# [EXERCISE OBJECTIVE]
From the listing below, pull out every line where the string "الضعفاء" appears.

== PROVIDED DATA

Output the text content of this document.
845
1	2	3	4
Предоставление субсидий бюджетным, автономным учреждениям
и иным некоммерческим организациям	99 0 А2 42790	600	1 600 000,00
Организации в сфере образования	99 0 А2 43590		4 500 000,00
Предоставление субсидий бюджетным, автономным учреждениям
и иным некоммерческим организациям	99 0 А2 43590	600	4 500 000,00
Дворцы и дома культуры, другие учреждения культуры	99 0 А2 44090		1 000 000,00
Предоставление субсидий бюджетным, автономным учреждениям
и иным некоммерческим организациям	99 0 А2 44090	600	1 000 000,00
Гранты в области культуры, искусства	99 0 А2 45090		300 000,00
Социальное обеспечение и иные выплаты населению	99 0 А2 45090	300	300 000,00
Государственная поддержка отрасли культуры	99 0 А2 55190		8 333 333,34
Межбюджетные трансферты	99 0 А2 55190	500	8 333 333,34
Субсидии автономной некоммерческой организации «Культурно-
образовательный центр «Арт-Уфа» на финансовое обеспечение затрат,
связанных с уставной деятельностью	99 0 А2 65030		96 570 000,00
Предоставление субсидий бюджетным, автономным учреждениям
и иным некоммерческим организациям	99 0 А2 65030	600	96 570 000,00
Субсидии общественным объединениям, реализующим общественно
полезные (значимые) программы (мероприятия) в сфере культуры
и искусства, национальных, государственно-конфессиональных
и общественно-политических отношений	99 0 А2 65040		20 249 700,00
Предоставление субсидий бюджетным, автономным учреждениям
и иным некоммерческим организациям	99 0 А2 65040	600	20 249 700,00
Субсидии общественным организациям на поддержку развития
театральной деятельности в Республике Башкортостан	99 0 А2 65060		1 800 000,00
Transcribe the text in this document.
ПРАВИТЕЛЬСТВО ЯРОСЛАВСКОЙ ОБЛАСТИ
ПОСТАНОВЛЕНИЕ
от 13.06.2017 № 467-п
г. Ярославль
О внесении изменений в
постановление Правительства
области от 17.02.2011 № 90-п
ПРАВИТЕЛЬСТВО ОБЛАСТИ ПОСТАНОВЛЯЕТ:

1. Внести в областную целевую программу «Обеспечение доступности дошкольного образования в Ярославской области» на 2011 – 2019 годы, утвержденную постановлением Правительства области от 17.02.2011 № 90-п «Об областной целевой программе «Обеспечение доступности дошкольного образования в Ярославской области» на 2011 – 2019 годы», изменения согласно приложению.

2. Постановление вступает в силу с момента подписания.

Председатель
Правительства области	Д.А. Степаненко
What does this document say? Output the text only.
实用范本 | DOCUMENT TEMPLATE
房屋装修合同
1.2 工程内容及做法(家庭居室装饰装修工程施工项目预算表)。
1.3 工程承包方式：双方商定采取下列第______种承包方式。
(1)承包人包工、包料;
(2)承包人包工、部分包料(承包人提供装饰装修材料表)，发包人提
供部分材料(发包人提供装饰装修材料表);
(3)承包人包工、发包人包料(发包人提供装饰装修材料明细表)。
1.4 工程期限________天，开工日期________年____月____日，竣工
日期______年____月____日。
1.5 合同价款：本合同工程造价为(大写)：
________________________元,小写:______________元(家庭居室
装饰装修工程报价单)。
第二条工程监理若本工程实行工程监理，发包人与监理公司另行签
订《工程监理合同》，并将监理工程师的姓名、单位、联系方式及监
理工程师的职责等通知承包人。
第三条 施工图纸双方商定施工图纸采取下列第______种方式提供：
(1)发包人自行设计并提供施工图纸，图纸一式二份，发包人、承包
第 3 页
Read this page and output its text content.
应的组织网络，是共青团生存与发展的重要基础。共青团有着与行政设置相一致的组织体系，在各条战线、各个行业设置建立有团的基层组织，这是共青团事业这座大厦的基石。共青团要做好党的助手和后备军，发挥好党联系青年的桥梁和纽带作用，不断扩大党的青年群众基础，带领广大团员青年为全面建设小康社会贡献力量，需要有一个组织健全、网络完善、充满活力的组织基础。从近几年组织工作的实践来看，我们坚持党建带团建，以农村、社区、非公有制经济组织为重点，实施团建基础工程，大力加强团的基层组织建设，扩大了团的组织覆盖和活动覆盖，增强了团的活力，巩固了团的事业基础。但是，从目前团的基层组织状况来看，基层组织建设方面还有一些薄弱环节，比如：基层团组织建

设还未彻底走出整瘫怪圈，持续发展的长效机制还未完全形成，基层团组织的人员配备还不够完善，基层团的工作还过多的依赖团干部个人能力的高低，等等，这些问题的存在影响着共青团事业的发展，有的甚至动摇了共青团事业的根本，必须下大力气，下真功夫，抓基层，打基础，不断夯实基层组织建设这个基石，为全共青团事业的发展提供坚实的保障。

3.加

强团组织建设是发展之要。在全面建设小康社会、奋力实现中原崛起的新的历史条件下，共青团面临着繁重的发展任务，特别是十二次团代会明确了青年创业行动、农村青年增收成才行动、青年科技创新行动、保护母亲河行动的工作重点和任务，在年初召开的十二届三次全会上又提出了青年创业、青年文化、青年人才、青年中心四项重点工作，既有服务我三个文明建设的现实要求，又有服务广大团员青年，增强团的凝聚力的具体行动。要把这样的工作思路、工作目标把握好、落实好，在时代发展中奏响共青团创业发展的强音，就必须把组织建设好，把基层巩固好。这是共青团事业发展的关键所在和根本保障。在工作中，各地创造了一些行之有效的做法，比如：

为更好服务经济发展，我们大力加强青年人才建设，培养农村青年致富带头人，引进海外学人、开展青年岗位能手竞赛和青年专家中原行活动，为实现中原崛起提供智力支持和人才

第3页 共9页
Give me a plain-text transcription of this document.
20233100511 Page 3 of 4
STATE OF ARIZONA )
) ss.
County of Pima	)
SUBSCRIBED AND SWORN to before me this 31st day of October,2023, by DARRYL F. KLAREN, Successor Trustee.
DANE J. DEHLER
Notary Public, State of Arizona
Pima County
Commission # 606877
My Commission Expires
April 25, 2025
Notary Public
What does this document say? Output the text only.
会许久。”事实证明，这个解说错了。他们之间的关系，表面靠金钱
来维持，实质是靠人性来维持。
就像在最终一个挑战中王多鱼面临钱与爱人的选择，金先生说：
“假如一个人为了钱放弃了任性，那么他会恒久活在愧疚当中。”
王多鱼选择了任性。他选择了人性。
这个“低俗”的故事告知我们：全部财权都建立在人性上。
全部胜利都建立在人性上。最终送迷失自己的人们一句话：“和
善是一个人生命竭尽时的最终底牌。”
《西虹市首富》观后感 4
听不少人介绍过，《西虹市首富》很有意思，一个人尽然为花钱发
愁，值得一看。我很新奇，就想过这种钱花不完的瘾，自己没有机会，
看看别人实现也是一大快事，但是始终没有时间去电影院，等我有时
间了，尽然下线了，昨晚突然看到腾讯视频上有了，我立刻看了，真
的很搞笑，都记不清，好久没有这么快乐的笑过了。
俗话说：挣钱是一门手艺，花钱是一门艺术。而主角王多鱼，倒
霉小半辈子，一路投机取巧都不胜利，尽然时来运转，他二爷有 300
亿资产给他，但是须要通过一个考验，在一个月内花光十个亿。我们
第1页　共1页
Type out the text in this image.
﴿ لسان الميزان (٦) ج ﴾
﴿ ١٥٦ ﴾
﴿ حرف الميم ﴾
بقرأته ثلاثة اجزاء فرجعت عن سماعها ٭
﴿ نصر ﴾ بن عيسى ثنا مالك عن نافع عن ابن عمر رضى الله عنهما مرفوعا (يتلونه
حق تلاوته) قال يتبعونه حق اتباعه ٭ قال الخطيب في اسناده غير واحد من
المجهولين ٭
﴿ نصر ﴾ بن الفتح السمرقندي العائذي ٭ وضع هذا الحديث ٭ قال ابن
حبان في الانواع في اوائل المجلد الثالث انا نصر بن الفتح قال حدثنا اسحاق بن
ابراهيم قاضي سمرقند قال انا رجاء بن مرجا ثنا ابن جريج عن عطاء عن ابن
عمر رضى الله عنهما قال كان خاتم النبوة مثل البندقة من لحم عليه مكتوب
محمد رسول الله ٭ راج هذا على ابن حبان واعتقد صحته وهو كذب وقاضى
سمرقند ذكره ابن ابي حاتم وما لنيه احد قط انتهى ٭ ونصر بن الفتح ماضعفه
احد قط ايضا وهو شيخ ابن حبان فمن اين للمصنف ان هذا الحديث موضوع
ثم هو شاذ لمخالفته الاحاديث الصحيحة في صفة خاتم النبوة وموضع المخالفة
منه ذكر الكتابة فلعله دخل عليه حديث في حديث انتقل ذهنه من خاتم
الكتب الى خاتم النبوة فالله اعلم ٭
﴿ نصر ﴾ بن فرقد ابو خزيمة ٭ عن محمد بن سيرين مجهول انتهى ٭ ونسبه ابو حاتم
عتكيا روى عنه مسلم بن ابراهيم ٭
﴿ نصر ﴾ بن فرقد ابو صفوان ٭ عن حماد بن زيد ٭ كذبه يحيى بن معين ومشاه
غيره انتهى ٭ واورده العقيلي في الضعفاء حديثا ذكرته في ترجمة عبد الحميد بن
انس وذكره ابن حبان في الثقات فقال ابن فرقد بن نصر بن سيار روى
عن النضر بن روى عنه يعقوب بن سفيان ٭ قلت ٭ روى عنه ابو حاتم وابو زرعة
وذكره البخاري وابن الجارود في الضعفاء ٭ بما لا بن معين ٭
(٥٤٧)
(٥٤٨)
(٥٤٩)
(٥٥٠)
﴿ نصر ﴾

====

# [TASK OUTPUT]
غيره انتهى ٭ واورده العقيلي في الضعفاء حديثا ذكرته في ترجمة عبد الحميد بن
وذكره البخاري وابن الجارود في الضعفاء ٭ بما لا بن معين ٭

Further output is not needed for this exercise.